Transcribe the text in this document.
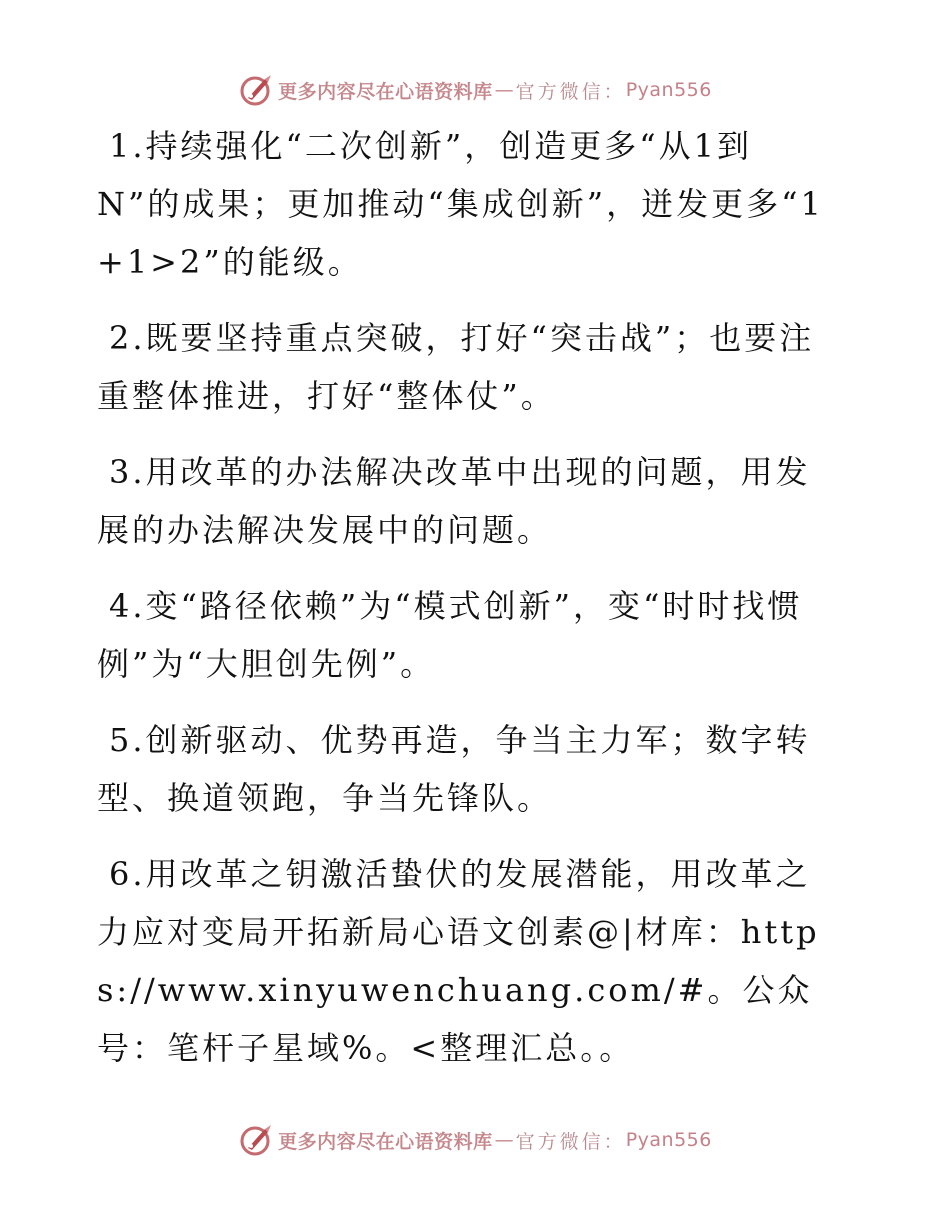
更多内容尽在心语资料库 — 官方微信： Pyan556

1.持续强化“二次创新”，创造更多“从1到N”的成果；更加推动“集成创新”，迸发更多“1+1>2”的能级。

2.既要坚持重点突破，打好“突击战”；也要注重整体推进，打好“整体仗”。

3.用改革的办法解决改革中出现的问题，用发展的办法解决发展中的问题。

4.变“路径依赖”为“模式创新”，变“时时找惯例”为“大胆创先例”。

5.创新驱动、优势再造，争当主力军；数字转型、换道领跑，争当先锋队。

6.用改革之钥激活蛰伏的发展潜能，用改革之力应对变局开拓新局心语文创素@|材库：https://www.xinyuwenchuang.com/#。公众号：笔杆子星域%。<整理汇总。。

更多内容尽在心语资料库 — 官方微信： Pyan556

***

Short problem :: Make an exact copy of all the material, but keep the pictures out of it.

Solution below ::
Transcribe the text in this document.
更多内容尽在心语资料库 — 官方微信： Pyan556

1.持续强化“二次创新”，创造更多“从1到N”的成果；更加推动“集成创新”，迸发更多“1+1>2”的能级。

2.既要坚持重点突破，打好“突击战”；也要注重整体推进，打好“整体仗”。

3.用改革的办法解决改革中出现的问题，用发展的办法解决发展中的问题。

4.变“路径依赖”为“模式创新”，变“时时找惯例”为“大胆创先例”。

5.创新驱动、优势再造，争当主力军；数字转型、换道领跑，争当先锋队。

6.用改革之钥激活蛰伏的发展潜能，用改革之力应对变局开拓新局心语文创素@|材库：https://www.xinyuwenchuang.com/#。公众号：笔杆子星域%。<整理汇总。。

更多内容尽在心语资料库 — 官方微信： Pyan556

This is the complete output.